BEGIN Dataset excerpts

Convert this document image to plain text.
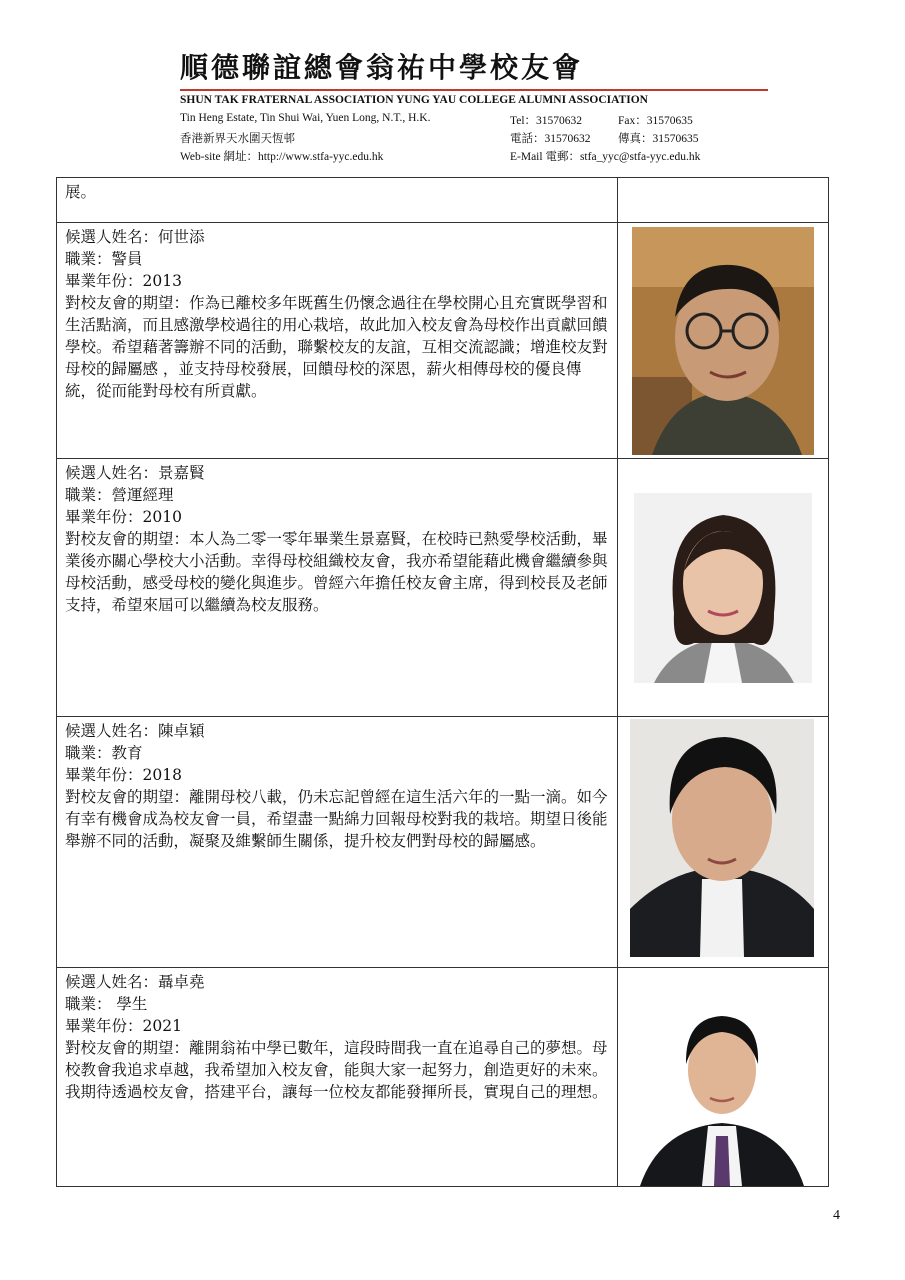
順德聯誼總會翁祐中學校友會
SHUN TAK FRATERNAL ASSOCIATION YUNG YAU COLLEGE ALUMNI ASSOCIATION
Tin Heng Estate, Tin Shui Wai, Yuen Long, N.T., H.K.	Tel：31570632	Fax：31570635
香港新界天水圍天恆邨	電話：31570632 傳真：31570635
Web-site 網址：http://www.stfa-yyc.edu.hk	E-Mail 電郵：stfa_yyc@stfa-yyc.edu.hk

展。	

候選人姓名：何世添

職業：警員

畢業年份：2013

對校友會的期望：作為已離校多年既舊生仍懷念過往在學校開心且充實既學習和生活點滴，而且感激學校過往的用心栽培，故此加入校友會為母校作出貢獻回饋學校。希望藉著籌辦不同的活動，聯繫校友的友誼，互相交流認識；增進校友對母校的歸屬感 ，並支持母校發展，回饋母校的深恩，薪火相傳母校的優良傳統，從而能對母校有所貢獻。

候選人姓名：景嘉賢

職業：營運經理

畢業年份：2010

對校友會的期望：本人為二零一零年畢業生景嘉賢，在校時已熱愛學校活動，畢業後亦關心學校大小活動。幸得母校組織校友會，我亦希望能藉此機會繼續參與母校活動，感受母校的變化與進步。曾經六年擔任校友會主席，得到校長及老師支持，希望來屆可以繼續為校友服務。

候選人姓名：陳卓穎

職業：教育

畢業年份：2018

對校友會的期望：離開母校八載，仍未忘記曾經在這生活六年的一點一滴。如今有幸有機會成為校友會一員，希望盡一點綿力回報母校對我的栽培。期望日後能舉辦不同的活動，凝聚及維繫師生關係，提升校友們對母校的歸屬感。

候選人姓名：聶卓堯

職業： 學生

畢業年份：2021

對校友會的期望：離開翁祐中學已數年，這段時間我一直在追尋自己的夢想。母校教會我追求卓越，我希望加入校友會，能與大家一起努力，創造更好的未來。我期待透過校友會，搭建平台，讓每一位校友都能發揮所長，實現自己的理想。

4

END Dataset excerpts

- [Problem requirements]:
Write out each entry exactly as given, omitting any picture.

- [Answer for this exercise]:
Convert this document image to plain text.
順德聯誼總會翁祐中學校友會
SHUN TAK FRATERNAL ASSOCIATION YUNG YAU COLLEGE ALUMNI ASSOCIATION
Tin Heng Estate, Tin Shui Wai, Yuen Long, N.T., H.K.	Tel：31570632	Fax：31570635
香港新界天水圍天恆邨	電話：31570632 傳真：31570635
Web-site 網址：http://www.stfa-yyc.edu.hk	E-Mail 電郵：stfa_yyc@stfa-yyc.edu.hk

展。	

候選人姓名：何世添

職業：警員

畢業年份：2013

對校友會的期望：作為已離校多年既舊生仍懷念過往在學校開心且充實既學習和生活點滴，而且感激學校過往的用心栽培，故此加入校友會為母校作出貢獻回饋學校。希望藉著籌辦不同的活動，聯繫校友的友誼，互相交流認識；增進校友對母校的歸屬感 ，並支持母校發展，回饋母校的深恩，薪火相傳母校的優良傳統，從而能對母校有所貢獻。

候選人姓名：景嘉賢

職業：營運經理

畢業年份：2010

對校友會的期望：本人為二零一零年畢業生景嘉賢，在校時已熱愛學校活動，畢業後亦關心學校大小活動。幸得母校組織校友會，我亦希望能藉此機會繼續參與母校活動，感受母校的變化與進步。曾經六年擔任校友會主席，得到校長及老師支持，希望來屆可以繼續為校友服務。

候選人姓名：陳卓穎

職業：教育

畢業年份：2018

對校友會的期望：離開母校八載，仍未忘記曾經在這生活六年的一點一滴。如今有幸有機會成為校友會一員，希望盡一點綿力回報母校對我的栽培。期望日後能舉辦不同的活動，凝聚及維繫師生關係，提升校友們對母校的歸屬感。

候選人姓名：聶卓堯

職業： 學生

畢業年份：2021

對校友會的期望：離開翁祐中學已數年，這段時間我一直在追尋自己的夢想。母校教會我追求卓越，我希望加入校友會，能與大家一起努力，創造更好的未來。我期待透過校友會，搭建平台，讓每一位校友都能發揮所長，實現自己的理想。

4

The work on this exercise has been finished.